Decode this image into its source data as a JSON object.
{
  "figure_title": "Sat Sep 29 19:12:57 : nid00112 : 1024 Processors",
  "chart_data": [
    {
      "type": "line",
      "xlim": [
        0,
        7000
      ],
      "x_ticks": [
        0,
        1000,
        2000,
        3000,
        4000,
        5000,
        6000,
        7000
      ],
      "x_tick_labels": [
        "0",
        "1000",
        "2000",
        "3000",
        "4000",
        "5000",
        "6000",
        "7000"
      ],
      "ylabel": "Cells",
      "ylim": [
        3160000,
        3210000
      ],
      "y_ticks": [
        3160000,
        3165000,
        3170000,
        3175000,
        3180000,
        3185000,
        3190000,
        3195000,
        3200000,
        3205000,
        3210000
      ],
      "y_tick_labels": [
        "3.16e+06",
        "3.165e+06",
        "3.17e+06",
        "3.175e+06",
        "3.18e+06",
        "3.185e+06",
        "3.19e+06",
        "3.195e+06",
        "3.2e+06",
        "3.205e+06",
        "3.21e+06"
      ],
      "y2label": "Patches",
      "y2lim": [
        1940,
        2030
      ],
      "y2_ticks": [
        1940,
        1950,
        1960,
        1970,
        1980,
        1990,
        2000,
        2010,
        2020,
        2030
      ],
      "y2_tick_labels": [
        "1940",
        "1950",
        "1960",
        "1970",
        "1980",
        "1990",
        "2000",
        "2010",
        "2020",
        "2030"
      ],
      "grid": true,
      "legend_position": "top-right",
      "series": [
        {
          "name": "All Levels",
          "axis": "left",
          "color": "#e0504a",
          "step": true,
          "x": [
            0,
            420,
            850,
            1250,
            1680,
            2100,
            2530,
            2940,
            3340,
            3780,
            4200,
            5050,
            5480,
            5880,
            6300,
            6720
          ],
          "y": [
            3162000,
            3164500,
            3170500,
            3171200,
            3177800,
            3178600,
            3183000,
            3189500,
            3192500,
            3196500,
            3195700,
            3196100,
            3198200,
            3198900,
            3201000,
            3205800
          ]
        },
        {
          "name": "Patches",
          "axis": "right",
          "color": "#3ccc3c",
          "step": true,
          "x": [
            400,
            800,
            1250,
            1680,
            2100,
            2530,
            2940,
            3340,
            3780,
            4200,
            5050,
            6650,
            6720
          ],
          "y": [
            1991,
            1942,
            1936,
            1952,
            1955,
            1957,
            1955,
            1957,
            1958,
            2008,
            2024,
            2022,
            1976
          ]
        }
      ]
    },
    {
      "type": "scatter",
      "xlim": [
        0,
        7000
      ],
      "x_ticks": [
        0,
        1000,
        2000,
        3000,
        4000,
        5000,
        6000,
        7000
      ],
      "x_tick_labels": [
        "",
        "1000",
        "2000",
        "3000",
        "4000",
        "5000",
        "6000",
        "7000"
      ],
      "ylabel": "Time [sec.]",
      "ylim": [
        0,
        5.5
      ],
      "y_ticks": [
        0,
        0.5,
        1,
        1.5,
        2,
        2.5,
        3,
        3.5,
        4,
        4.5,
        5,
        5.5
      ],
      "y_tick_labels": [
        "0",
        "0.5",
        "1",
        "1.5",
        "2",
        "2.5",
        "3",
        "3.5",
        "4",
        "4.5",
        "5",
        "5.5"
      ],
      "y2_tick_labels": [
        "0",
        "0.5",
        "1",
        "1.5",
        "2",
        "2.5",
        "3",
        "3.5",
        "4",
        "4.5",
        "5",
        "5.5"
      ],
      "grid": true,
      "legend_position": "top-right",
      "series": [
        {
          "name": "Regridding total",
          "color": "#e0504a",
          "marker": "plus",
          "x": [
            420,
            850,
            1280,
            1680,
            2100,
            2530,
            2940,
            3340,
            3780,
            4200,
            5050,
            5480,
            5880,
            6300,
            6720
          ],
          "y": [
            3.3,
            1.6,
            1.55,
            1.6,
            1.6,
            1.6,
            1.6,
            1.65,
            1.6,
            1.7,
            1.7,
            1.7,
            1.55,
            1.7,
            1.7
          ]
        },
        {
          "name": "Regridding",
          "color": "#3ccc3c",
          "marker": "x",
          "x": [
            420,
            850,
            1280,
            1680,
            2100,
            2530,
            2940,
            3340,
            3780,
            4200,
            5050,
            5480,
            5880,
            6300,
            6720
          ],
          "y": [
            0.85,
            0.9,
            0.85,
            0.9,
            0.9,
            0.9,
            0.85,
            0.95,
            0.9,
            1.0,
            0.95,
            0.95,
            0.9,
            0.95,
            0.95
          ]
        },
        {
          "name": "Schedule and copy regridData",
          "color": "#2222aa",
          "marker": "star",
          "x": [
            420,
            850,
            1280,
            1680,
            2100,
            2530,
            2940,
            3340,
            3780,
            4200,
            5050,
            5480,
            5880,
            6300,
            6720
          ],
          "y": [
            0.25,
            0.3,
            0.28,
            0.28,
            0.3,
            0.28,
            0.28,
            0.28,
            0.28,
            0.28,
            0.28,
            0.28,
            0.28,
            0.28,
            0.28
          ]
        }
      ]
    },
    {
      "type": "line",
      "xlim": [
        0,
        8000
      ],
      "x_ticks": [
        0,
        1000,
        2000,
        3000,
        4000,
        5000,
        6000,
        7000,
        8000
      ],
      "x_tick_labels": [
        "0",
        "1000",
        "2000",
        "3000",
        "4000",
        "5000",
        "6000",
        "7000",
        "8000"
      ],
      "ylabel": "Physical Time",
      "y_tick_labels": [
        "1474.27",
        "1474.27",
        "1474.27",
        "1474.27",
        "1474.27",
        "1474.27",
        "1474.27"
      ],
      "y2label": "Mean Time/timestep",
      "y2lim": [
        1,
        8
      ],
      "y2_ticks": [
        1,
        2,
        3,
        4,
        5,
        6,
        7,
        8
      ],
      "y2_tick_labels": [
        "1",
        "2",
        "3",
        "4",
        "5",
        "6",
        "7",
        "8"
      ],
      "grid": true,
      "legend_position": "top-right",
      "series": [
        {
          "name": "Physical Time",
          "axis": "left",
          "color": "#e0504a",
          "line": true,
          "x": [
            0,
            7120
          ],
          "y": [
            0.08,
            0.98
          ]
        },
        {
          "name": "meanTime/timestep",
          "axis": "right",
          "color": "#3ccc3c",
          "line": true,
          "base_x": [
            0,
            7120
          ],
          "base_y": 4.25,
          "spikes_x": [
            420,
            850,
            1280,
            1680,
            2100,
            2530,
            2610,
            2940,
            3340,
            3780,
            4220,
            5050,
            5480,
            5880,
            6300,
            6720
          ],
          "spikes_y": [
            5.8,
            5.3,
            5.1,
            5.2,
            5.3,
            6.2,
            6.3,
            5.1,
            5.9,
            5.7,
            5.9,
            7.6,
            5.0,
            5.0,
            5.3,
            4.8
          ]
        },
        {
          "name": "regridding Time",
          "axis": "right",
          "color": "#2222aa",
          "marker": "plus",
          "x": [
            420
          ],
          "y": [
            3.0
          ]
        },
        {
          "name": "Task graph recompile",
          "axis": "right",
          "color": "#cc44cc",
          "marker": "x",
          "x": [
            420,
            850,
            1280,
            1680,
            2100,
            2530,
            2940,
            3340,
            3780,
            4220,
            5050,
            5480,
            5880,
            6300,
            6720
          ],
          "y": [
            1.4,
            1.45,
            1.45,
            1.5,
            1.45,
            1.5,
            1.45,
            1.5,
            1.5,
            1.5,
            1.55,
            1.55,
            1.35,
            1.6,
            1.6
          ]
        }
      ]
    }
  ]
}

_ _ _ _

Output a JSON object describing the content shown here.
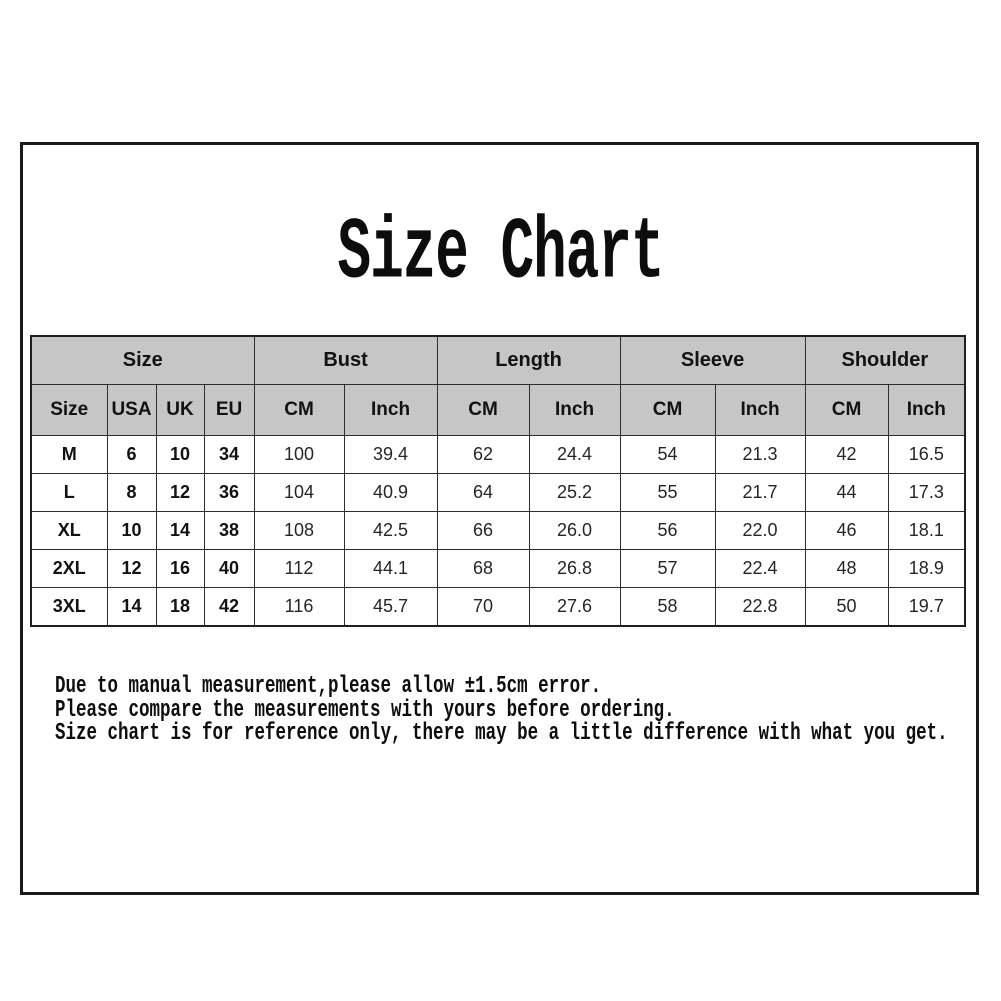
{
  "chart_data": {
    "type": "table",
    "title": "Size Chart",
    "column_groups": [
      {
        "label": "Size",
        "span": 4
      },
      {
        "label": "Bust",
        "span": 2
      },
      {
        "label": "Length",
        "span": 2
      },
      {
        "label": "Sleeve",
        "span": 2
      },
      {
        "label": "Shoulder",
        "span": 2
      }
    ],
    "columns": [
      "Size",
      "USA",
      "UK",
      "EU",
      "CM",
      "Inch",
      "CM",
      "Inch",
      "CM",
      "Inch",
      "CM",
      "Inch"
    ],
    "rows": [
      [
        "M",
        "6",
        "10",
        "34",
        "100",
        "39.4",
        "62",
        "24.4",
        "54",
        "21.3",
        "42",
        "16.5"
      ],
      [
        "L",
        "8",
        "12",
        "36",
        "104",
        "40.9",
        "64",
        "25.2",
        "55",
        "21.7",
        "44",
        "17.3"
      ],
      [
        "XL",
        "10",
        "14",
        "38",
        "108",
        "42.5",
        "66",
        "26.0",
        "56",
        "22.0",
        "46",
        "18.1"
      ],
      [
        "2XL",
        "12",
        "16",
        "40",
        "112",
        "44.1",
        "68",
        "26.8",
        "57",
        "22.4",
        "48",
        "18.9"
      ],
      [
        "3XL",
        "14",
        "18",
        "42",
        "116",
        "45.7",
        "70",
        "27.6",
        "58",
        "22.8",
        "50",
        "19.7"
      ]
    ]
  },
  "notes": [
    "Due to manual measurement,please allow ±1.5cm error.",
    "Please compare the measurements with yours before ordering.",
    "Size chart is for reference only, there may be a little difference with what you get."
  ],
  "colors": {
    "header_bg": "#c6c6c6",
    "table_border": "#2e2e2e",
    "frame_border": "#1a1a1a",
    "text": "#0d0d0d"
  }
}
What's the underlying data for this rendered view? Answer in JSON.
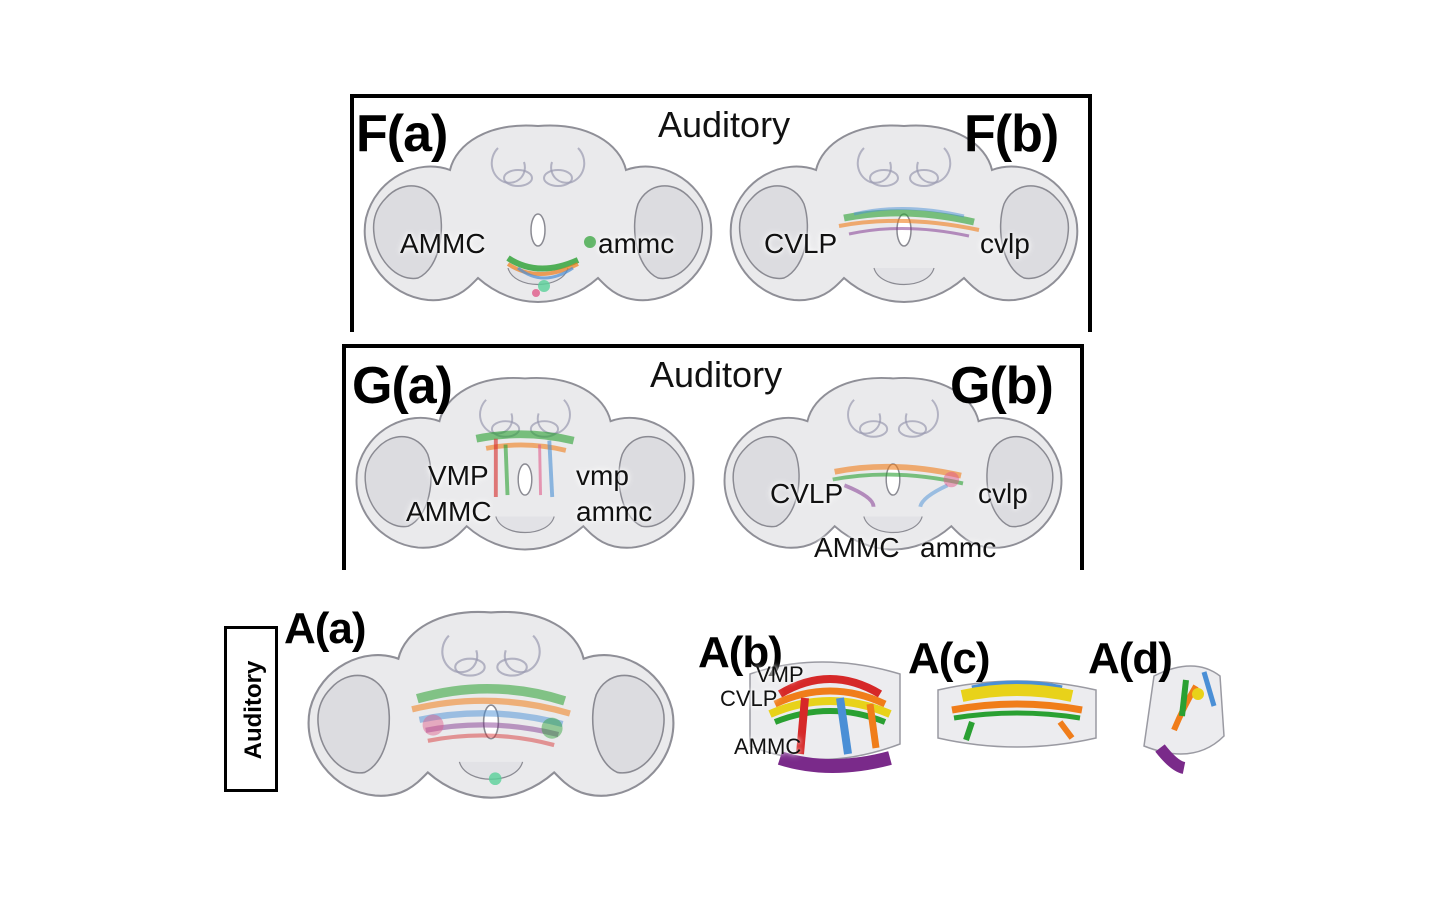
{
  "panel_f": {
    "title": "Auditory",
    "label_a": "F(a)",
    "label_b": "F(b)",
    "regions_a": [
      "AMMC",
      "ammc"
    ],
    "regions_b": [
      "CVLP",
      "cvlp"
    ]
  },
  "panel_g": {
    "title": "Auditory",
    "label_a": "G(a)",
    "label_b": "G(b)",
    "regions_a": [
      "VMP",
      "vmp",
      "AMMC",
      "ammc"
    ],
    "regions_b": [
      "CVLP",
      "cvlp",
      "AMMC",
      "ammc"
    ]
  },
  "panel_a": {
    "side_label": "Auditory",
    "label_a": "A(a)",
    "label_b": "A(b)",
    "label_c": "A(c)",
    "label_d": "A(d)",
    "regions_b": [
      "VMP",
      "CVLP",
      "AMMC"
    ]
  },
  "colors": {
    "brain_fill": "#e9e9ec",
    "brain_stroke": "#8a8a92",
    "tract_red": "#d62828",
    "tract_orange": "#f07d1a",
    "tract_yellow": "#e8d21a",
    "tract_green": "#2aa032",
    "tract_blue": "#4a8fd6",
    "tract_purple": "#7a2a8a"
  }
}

_ _ _ _

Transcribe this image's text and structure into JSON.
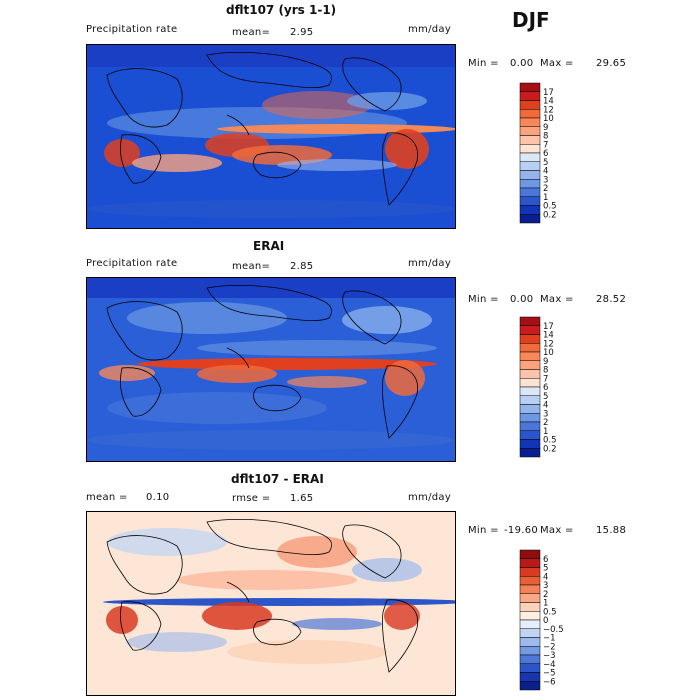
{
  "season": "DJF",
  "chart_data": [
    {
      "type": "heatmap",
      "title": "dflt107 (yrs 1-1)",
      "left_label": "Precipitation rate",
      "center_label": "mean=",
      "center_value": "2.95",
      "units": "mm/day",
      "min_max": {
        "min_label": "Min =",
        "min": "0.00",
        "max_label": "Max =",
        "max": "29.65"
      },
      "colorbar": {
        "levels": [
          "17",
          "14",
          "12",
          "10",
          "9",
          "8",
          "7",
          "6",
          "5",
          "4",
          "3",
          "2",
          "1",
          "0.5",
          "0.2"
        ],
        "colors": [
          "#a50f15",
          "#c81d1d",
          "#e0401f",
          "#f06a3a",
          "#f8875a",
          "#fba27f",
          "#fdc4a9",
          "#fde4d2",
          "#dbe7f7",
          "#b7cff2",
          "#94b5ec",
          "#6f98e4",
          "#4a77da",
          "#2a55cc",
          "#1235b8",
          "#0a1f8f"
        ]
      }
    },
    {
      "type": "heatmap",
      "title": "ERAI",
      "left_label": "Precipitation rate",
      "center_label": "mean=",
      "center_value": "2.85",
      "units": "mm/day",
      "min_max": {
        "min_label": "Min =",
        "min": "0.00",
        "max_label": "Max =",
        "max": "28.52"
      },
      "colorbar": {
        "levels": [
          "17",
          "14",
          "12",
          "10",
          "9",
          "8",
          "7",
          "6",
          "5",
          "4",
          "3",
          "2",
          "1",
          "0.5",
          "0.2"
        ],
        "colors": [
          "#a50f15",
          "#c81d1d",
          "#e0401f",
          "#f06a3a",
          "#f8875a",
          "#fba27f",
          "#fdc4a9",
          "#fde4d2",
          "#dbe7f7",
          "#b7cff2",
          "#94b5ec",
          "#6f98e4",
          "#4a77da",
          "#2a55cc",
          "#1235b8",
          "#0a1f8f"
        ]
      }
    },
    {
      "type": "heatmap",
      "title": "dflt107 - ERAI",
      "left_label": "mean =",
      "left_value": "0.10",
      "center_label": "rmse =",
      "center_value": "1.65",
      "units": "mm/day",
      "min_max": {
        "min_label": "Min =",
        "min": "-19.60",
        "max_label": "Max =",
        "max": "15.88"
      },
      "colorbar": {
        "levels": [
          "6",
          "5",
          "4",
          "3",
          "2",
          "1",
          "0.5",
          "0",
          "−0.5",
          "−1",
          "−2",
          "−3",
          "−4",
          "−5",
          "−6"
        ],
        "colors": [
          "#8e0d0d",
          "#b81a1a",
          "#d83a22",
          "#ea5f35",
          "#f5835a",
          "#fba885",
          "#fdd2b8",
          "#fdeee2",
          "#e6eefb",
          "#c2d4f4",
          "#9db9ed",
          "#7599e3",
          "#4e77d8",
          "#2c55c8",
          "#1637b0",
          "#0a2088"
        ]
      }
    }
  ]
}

_ _ _ _

#### Work to be completed:
Copy out all lines above that include the string "name".

#### Response to this task:
          "name": "All Levels",
          "name": "Patches",
          "name": "Regridding total",
          "name": "Regridding",
          "name": "Schedule and copy regridData",
          "name": "Physical Time",
          "name": "meanTime/timestep",
          "name": "regridding Time",
          "name": "Task graph recompile",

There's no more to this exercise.